Belge alıntısı:
Uyuşturucu operasyonlarının sınırları ve hukuki dayanağı ne?
Türkiye son haftalarda kamuoyunca bilinen isimlerin karıştığı uyuşturucu operasyonları ile sarsılıyor. Peki, Türkiye'de uyuşturucu kullanımının sınırları ve bu operasyonların hukuki dayanağı ne?

Kaynak, İçişleri Bakanlığı
-
- Yazan, Fundanur Öztürk
- Unvan, BBC Türkçe
- Bildirdiği yer, Ankara
-
30 Aralık 2025, 11:36 +03
Güncelleme 3 saat önce
-
Okuma süresi: 5 dk
Türkiye son haftalarda kamuoyunca bilinen isimlerin karıştığı uyuşturucu operasyonları ile sarsılıyor.
Operasyonlar haber sunucularından iş dünyasının güçlü isimlerine, spor camiasından sanat dünyasına uzanan pek çok göz sektörü kapsayacak şekilde genişliyor.
BBC Türkçe'ye konuşan hukukçular, uyuşturucuyla ilgili suçların, bireysel kullanım dahil olmak üzere çok kapsamlı düzenlemelerle yasaklandığını ancak masumiyet karinesinin ihlal edilmemesi gerektiğini söylüyor.
Ankara Barosu Başkanı Avukat Mustafa Köroğlu, uyuşturucu ile mücadelenin, hukukun temel ilkelerini askıya alarak yürütülemeyeceğini belirtiyor:
"Kişinin henüz yargı önüne çıkmadan, hatta fiilin hukuki niteliği dahi kesinleşmeden ağır suç isnatlarıyla damgalanması ne toplum sağlığını korur ne de adaleti tesis eder.
"Ceza adaleti, korku ve varsayım üzerine değil; delil, ölçülülük ve masumiyet karinesi üzerine inşa edilmelidir.'
Uyuşturucu kullanma suçunun tanımı ve sınırları ne?
Türkiye'de uyuşturucu kullanmak, özendirmek ve ticari yapmak suçları için ayrı ayrı cezalar öngörülüyor.
Uyuşturucu kullanma suçu, kişinin uyuşturucu veya uyarıcı maddeyi kişisel kullanımı amacıyla satın alması, kabul etmesi, bulundurması ya da kullanmasını kapsıyor.
Başkalarının uyuşturucu kullanmasını kolaylaştırmak için mekân, imkân veya sistem sağlanması hâlinde özendirme suçu devreye giriyor.

Kayıt kümesi:

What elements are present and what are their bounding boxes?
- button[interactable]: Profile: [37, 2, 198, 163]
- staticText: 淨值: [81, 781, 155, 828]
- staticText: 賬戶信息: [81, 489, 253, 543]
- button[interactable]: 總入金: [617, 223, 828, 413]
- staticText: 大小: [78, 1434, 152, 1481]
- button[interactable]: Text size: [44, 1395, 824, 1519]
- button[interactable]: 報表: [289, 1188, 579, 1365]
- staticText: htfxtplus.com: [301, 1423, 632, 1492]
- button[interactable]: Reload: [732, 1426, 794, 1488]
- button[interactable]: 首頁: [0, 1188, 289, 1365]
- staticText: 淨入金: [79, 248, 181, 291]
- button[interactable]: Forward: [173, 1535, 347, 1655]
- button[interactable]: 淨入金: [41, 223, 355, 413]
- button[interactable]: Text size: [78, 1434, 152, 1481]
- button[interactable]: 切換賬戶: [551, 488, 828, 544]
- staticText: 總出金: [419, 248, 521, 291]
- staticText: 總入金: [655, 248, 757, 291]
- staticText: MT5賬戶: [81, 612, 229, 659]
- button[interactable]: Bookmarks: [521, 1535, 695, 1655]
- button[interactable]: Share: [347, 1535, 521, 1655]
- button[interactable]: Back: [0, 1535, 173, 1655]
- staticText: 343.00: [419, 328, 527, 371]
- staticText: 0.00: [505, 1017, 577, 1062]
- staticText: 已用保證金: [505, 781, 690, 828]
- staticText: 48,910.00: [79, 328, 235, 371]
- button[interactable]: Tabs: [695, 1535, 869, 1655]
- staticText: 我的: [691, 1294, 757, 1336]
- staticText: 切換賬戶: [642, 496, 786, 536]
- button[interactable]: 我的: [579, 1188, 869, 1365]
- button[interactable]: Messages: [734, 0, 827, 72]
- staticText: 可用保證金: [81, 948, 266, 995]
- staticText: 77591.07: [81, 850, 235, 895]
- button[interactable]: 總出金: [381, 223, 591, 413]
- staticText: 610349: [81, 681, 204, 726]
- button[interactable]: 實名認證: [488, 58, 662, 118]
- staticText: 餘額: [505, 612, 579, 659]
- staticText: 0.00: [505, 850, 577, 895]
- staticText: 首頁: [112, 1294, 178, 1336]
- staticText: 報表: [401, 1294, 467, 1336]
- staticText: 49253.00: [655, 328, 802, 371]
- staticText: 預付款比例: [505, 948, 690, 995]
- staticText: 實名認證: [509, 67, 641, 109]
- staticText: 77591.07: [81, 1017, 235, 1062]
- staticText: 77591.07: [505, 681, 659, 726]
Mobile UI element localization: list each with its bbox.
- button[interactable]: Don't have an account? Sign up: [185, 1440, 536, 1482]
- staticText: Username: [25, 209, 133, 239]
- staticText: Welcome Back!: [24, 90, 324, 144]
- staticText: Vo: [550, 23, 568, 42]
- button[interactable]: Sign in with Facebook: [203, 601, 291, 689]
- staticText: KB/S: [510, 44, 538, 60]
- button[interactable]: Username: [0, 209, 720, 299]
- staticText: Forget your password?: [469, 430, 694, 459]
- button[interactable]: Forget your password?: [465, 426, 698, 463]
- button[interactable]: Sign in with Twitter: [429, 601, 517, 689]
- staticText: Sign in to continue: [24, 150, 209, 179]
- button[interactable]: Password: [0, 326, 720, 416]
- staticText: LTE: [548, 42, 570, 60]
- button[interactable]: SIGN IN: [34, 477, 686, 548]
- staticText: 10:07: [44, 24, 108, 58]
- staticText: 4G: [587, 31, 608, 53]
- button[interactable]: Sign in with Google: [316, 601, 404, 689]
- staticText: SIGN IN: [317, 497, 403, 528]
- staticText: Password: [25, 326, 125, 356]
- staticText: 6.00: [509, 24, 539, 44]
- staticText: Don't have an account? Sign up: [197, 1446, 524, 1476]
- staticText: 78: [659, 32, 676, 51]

Yapılacak iş:
Uyuşturucu operasyonlarının hukuki dayanağını ele alan metinden "Ankara Barosu Başkanı" ile başlayıp "ayrı cezalar öngörülüyor." ile biten bölümü hiç değiştirmeden yazın.

Alıştırmanın yanıtı:
Ankara Barosu Başkanı Avukat Mustafa Köroğlu, uyuşturucu ile mücadelenin, hukukun temel ilkelerini askıya alarak yürütülemeyeceğini belirtiyor:
"Kişinin henüz yargı önüne çıkmadan, hatta fiilin hukuki niteliği dahi kesinleşmeden ağır suç isnatlarıyla damgalanması ne toplum sağlığını korur ne de adaleti tesis eder.
"Ceza adaleti, korku ve varsayım üzerine değil; delil, ölçülülük ve masumiyet karinesi üzerine inşa edilmelidir.'
Uyuşturucu kullanma suçunun tanımı ve sınırları ne?
Türkiye'de uyuşturucu kullanmak, özendirmek ve ticari yapmak suçları için ayrı ayrı cezalar öngörülüyor.